Material shown -
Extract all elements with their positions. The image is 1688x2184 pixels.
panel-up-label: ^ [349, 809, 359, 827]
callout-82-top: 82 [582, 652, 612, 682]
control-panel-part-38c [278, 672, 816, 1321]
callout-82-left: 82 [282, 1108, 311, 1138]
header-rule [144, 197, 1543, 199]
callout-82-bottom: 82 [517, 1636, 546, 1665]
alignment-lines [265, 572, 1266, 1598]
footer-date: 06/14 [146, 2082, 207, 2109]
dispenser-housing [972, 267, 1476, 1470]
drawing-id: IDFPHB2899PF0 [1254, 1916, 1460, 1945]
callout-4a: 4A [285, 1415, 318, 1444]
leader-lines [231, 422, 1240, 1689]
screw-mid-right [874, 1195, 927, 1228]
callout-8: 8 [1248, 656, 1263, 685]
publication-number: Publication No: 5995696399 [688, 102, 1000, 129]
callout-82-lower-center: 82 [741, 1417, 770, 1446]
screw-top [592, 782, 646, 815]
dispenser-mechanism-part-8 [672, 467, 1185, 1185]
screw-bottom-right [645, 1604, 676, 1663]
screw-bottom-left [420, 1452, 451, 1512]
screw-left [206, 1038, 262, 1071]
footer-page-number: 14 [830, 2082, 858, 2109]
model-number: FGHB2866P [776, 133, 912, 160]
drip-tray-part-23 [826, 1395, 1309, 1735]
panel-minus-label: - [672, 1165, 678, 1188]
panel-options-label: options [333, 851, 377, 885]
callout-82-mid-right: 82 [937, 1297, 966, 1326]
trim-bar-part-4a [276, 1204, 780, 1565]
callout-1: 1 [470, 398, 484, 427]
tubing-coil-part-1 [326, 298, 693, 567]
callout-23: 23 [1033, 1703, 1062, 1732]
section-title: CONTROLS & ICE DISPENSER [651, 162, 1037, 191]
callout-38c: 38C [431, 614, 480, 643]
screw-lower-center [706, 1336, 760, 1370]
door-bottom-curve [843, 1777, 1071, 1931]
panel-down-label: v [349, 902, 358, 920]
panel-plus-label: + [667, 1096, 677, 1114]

Stated goal - Count the lines of the items that contain the string "footer". Reply with only the number.

Full response - 2